# Written task:
Select every line containing the word "Tháng" from the material, and copy those lines.

+++ The data +++

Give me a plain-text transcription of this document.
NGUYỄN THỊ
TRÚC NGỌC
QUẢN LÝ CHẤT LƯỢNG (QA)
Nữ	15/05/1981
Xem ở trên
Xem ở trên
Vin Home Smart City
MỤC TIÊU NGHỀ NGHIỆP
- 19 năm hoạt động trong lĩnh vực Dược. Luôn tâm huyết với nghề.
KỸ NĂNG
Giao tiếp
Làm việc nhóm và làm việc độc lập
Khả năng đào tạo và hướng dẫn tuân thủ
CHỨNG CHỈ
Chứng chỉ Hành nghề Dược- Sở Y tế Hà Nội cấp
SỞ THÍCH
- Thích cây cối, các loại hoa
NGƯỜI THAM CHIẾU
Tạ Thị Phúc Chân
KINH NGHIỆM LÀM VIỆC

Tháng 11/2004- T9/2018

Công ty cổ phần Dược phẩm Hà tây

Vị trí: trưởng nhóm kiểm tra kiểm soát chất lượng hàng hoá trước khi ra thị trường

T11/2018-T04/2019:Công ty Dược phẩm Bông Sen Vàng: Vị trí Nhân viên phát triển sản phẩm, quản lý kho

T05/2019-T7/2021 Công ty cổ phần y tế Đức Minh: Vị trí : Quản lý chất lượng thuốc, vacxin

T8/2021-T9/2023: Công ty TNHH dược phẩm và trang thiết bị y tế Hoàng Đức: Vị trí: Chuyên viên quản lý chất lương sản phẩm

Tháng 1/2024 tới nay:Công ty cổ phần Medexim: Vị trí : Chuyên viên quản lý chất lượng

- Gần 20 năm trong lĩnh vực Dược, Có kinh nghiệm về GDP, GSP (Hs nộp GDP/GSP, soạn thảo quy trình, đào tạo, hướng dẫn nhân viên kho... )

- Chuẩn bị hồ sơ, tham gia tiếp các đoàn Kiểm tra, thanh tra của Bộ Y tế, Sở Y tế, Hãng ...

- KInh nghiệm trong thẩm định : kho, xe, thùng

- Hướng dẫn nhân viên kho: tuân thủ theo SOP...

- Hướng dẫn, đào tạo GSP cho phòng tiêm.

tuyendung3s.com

+++
+++ The data +++

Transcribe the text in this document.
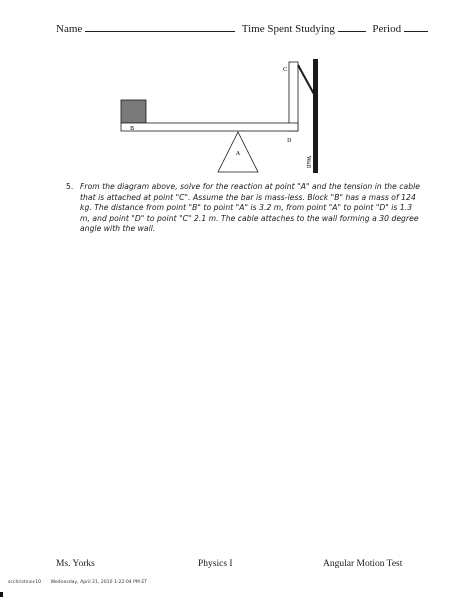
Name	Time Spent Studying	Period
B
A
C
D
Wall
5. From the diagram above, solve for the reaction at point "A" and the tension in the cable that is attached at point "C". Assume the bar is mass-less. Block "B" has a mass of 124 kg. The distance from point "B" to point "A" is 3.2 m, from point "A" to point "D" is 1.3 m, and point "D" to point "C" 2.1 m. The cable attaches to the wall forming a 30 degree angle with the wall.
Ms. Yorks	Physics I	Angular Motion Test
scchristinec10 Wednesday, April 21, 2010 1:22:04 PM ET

+++
+++ The data +++

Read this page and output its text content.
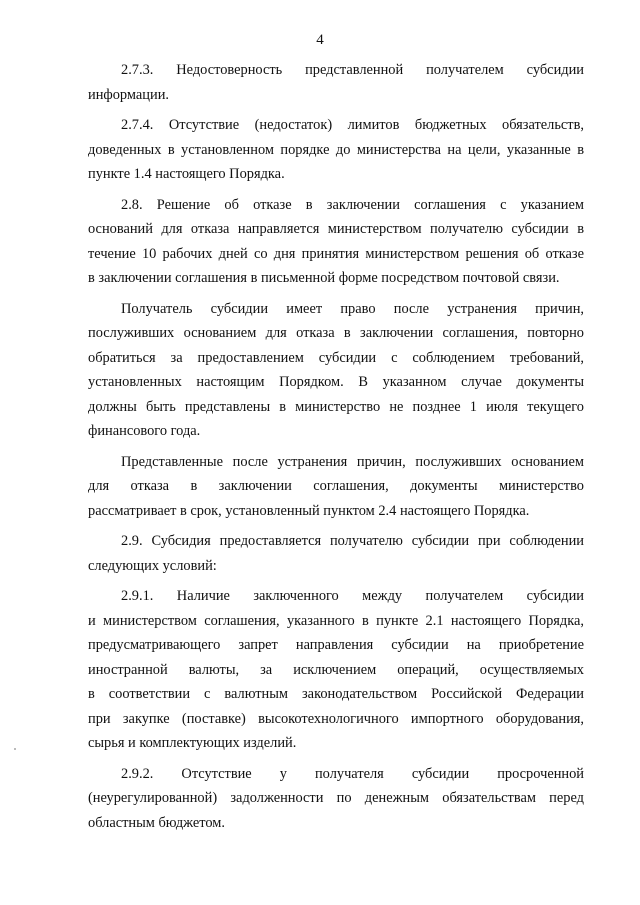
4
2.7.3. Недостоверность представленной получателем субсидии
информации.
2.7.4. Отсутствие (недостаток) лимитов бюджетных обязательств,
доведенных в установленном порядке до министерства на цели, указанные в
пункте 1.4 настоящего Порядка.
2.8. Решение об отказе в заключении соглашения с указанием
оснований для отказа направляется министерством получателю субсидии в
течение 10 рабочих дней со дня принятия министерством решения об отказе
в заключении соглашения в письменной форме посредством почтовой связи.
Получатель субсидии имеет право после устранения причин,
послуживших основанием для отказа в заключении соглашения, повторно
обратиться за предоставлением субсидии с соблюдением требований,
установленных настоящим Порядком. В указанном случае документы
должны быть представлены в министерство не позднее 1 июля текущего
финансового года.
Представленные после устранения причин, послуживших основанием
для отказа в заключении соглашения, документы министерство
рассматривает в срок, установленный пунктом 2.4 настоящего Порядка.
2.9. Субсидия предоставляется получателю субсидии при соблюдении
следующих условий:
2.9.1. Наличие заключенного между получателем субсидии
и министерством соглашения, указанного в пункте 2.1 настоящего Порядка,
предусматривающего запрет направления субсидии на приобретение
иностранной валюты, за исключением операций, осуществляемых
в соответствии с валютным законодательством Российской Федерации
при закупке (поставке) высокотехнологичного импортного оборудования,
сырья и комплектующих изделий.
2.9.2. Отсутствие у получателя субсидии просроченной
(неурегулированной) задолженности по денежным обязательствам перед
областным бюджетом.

+++

# The result:
Tháng 11/2004- T9/2018
Tháng 1/2024 tới nay:Công ty cổ phần Medexim: Vị trí : Chuyên viên quản lý chất lượng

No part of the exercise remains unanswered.